##### RECORDS FOR THE EXERCISE

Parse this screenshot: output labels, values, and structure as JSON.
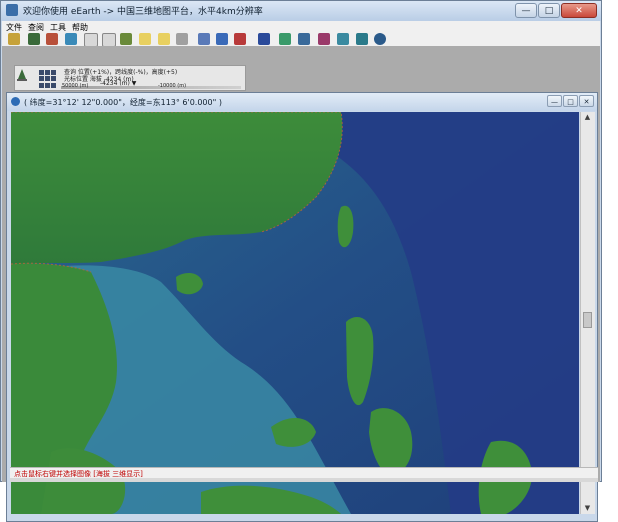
{
  "window": {
    "title": "欢迎你使用 eEarth -> 中国三维地图平台，水平4km分辨率",
    "controls": [
      "—",
      "□",
      "✕"
    ]
  },
  "menu": [
    "文件",
    "查阅",
    "工具",
    "帮助"
  ],
  "toolbar": {
    "icons": [
      "globe-icon",
      "binoculars-icon",
      "house-icon",
      "measure-icon",
      "zoom-in-icon",
      "zoom-out-icon",
      "location-icon",
      "document-icon",
      "copy-icon",
      "print-icon",
      "profile-icon",
      "diagonal-tool-icon",
      "axis-tool-icon",
      "terrain-icon",
      "layer-icon",
      "flow-icon",
      "shape-icon",
      "view3d-icon",
      "cylinder-icon",
      "sphere-icon"
    ]
  },
  "child_window": {
    "title": "( 纬度=31°12' 12\"0.000\"，经度=东113° 6'0.000\" )",
    "controls": [
      "—",
      "□",
      "✕"
    ]
  },
  "info_panel": {
    "line1": "查询 位置(+1%)，跨线度(-%)，高度(+5)",
    "line2": "光标位置 海拔 -4234 (m)",
    "line3": "-4234 (m) ▼",
    "scale_left": "50000 (m)",
    "scale_right": "-10000 (m)"
  },
  "status": {
    "text": "点击鼠标右键并选择图像 [海拔 三维显示]"
  },
  "colors": {
    "title_bar": "#c4d5ea",
    "status_text": "#c00000",
    "ocean_deep": "#1f3f7a",
    "ocean_shelf": "#3f8fa8",
    "land_green": "#2f8a3a"
  }
}
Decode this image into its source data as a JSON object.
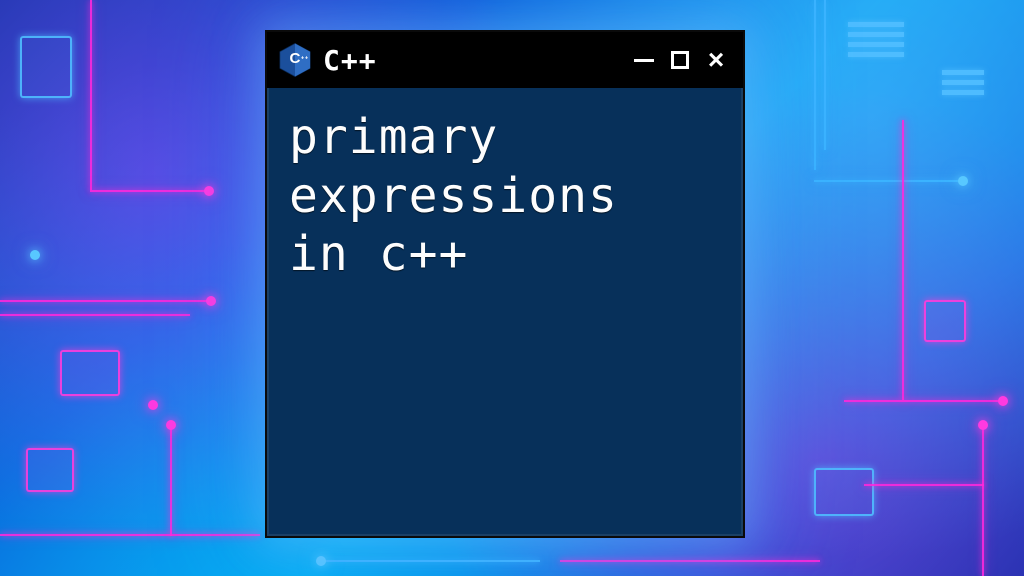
{
  "window": {
    "title": "C++",
    "icon": "cpp-logo-icon",
    "controls": {
      "minimize": "minimize-icon",
      "maximize": "maximize-icon",
      "close": "close-icon"
    }
  },
  "content": {
    "text": "primary\nexpressions\nin c++"
  },
  "theme": {
    "titlebar_bg": "#000000",
    "window_bg": "#07305a",
    "text_color": "#ffffff",
    "accent_pink": "#ff3ae0",
    "accent_blue": "#58c8ff"
  }
}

##########

WHAT IS EXPECTED
Where a line in the material contains "this", copy that line.

EXERCISE RESULT
Parse this screenshot: output labels, values, and structure as JSON.
Decode this image into its source data as a JSON object.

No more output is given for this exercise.